--- Extracted material ---
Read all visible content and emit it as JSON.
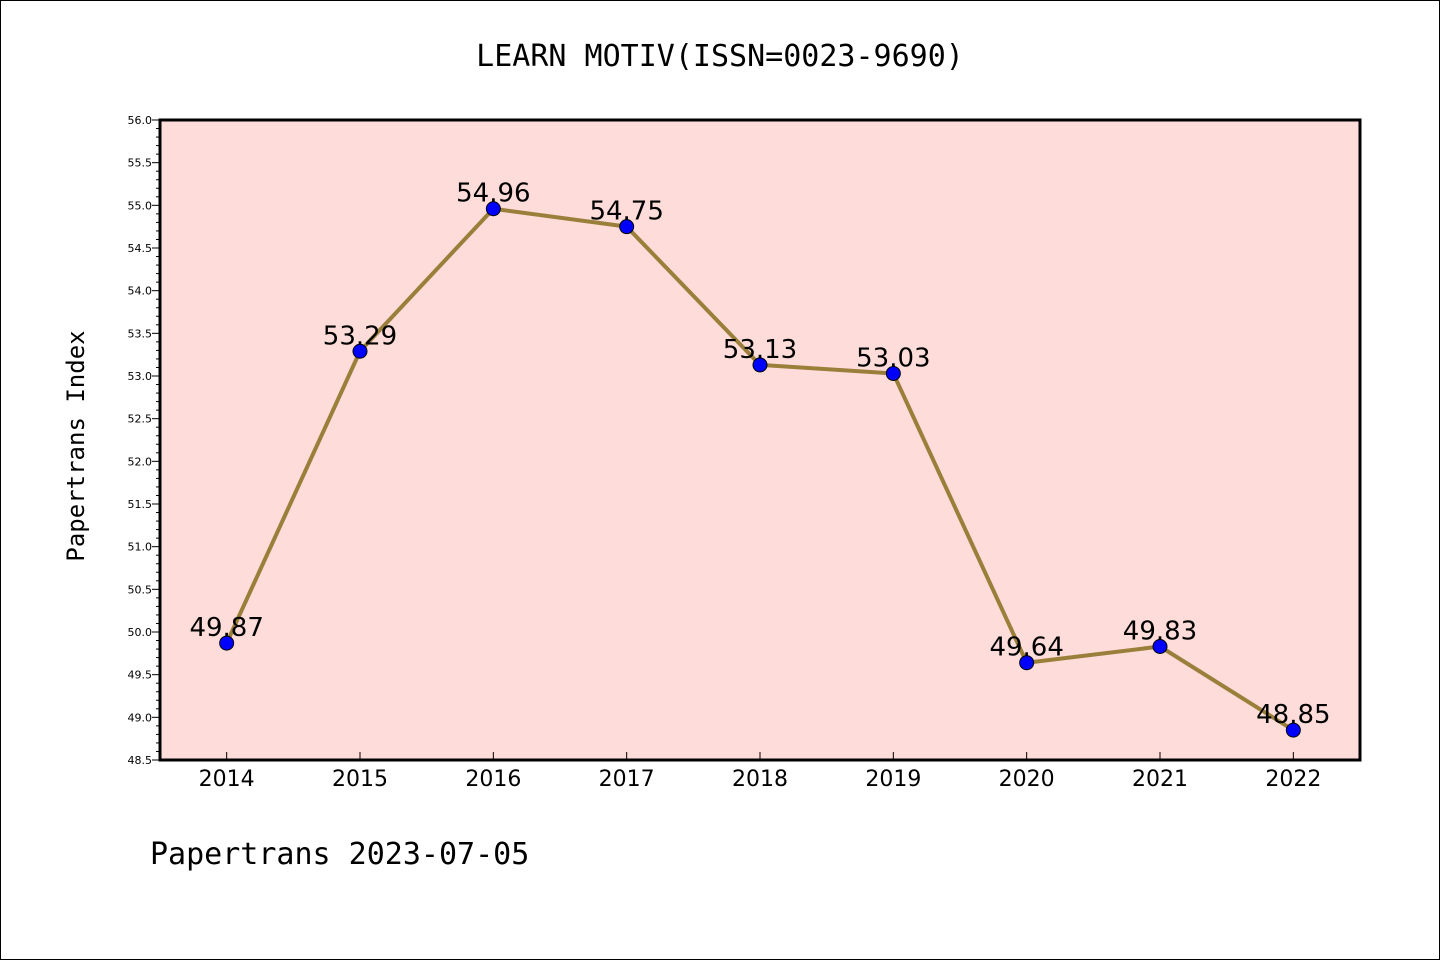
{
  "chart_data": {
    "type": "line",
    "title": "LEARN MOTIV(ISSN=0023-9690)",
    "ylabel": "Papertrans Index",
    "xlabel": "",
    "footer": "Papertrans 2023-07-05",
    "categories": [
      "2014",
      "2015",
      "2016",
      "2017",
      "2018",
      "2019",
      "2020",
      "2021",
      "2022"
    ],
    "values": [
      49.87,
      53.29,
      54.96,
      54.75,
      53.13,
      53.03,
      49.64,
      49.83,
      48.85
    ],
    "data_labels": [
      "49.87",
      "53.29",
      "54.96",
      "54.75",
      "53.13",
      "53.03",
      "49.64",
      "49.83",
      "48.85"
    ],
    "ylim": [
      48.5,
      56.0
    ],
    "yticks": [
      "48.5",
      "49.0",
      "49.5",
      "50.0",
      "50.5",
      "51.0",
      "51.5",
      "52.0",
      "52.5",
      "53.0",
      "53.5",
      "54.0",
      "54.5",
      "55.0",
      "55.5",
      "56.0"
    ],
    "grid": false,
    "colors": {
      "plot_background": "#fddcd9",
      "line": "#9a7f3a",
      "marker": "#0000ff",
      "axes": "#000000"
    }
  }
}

--- What the task asks ---
Reproduce the data above in full, exactly as it is, with the pictures left out.

--- Response to the task ---
Read all visible content and emit it as JSON.
{
  "chart_data": {
    "type": "line",
    "title": "LEARN MOTIV(ISSN=0023-9690)",
    "ylabel": "Papertrans Index",
    "xlabel": "",
    "footer": "Papertrans 2023-07-05",
    "categories": [
      "2014",
      "2015",
      "2016",
      "2017",
      "2018",
      "2019",
      "2020",
      "2021",
      "2022"
    ],
    "values": [
      49.87,
      53.29,
      54.96,
      54.75,
      53.13,
      53.03,
      49.64,
      49.83,
      48.85
    ],
    "data_labels": [
      "49.87",
      "53.29",
      "54.96",
      "54.75",
      "53.13",
      "53.03",
      "49.64",
      "49.83",
      "48.85"
    ],
    "ylim": [
      48.5,
      56.0
    ],
    "yticks": [
      "48.5",
      "49.0",
      "49.5",
      "50.0",
      "50.5",
      "51.0",
      "51.5",
      "52.0",
      "52.5",
      "53.0",
      "53.5",
      "54.0",
      "54.5",
      "55.0",
      "55.5",
      "56.0"
    ],
    "grid": false,
    "colors": {
      "plot_background": "#fddcd9",
      "line": "#9a7f3a",
      "marker": "#0000ff",
      "axes": "#000000"
    }
  }
}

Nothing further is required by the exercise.